The exercise:
Identify the lines that contain the string "ερωτήσεις", then copy each of them.

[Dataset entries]
• • • •
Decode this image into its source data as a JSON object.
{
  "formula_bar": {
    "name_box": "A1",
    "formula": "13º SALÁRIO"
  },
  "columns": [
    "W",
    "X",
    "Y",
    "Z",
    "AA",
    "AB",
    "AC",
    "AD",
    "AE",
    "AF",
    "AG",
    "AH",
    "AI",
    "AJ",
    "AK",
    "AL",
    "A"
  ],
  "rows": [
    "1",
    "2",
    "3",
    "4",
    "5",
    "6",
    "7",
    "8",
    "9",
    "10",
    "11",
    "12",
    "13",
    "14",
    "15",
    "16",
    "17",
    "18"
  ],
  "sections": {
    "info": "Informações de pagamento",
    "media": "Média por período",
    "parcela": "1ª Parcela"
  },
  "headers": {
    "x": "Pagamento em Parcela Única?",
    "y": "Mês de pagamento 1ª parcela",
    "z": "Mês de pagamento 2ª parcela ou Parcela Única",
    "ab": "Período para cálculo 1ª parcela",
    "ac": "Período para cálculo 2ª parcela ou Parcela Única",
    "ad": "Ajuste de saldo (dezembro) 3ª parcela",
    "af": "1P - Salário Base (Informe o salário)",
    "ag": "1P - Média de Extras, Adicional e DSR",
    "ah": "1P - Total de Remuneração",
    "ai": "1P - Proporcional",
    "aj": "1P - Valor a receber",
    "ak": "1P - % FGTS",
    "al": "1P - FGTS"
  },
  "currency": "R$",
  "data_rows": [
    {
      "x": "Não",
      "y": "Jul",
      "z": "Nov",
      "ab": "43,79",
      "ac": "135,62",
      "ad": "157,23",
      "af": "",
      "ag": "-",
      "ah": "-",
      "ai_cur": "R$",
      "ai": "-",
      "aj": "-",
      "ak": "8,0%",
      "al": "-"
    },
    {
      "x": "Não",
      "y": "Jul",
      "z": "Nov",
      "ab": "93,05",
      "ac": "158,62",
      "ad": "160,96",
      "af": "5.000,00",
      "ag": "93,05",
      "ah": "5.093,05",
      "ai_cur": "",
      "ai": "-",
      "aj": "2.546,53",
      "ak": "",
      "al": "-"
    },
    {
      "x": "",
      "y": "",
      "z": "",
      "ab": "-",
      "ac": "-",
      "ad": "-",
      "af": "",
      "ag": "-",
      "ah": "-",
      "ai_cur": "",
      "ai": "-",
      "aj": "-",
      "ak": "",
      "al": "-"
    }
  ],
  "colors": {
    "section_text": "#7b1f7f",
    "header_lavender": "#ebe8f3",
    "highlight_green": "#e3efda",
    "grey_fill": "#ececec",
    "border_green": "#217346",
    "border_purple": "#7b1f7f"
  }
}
• • • •
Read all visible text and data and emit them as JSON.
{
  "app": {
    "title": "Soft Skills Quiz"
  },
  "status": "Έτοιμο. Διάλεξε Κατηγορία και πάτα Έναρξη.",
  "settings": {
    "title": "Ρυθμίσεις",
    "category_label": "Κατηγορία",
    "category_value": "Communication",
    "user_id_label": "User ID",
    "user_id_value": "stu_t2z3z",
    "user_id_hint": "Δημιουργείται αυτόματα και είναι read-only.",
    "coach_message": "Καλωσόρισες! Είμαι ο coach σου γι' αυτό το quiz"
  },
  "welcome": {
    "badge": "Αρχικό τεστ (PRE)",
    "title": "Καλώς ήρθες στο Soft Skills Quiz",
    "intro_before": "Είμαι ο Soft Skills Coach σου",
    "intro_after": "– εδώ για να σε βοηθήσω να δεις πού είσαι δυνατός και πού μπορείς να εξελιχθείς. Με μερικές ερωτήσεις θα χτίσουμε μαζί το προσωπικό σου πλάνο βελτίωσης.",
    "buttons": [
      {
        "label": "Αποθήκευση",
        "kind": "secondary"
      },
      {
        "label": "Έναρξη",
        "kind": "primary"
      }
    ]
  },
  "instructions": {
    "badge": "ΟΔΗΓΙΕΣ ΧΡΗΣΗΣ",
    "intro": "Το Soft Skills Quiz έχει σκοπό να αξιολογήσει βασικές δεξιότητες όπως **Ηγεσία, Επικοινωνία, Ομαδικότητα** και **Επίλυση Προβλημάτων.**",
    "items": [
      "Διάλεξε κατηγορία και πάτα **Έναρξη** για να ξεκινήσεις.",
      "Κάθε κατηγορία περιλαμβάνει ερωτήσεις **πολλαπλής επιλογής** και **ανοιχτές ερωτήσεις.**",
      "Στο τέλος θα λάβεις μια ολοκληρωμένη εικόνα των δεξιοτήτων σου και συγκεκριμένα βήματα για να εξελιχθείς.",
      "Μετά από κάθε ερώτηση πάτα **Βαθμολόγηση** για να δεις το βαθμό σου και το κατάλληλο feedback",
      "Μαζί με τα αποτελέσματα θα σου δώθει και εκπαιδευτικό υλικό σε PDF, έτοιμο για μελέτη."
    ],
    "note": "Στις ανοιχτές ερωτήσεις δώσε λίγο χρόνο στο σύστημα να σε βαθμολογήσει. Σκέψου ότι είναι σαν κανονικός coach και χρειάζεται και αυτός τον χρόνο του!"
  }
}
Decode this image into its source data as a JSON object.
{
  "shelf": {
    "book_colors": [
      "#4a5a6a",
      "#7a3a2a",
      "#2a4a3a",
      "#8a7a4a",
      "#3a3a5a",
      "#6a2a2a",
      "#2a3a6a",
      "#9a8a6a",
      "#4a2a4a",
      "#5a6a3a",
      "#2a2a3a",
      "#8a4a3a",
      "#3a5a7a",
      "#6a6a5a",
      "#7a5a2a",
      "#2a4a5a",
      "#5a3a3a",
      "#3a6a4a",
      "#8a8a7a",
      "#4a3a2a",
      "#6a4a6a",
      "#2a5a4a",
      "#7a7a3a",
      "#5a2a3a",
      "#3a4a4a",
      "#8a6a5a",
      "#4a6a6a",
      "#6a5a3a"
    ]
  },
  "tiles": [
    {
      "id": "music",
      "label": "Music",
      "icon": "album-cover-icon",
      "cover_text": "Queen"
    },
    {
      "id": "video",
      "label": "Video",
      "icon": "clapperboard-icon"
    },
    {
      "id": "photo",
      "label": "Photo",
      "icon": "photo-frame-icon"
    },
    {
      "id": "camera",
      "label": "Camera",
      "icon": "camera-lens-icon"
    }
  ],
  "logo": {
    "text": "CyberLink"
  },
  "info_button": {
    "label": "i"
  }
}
• • • •
Exercise response:
    "intro_after": "– εδώ για να σε βοηθήσω να δεις πού είσαι δυνατός και πού μπορείς να εξελιχθείς. Με μερικές ερωτήσεις θα χτίσουμε μαζί το προσωπικό σου πλάνο βελτίωσης.",
      "Κάθε κατηγορία περιλαμβάνει ερωτήσεις **πολλαπλής επιλογής** και **ανοιχτές ερωτήσεις.**",
    "note": "Στις ανοιχτές ερωτήσεις δώσε λίγο χρόνο στο σύστημα να σε βαθμολογήσει. Σκέψου ότι είναι σαν κανονικός coach και χρειάζεται και αυτός τον χρόνο του!"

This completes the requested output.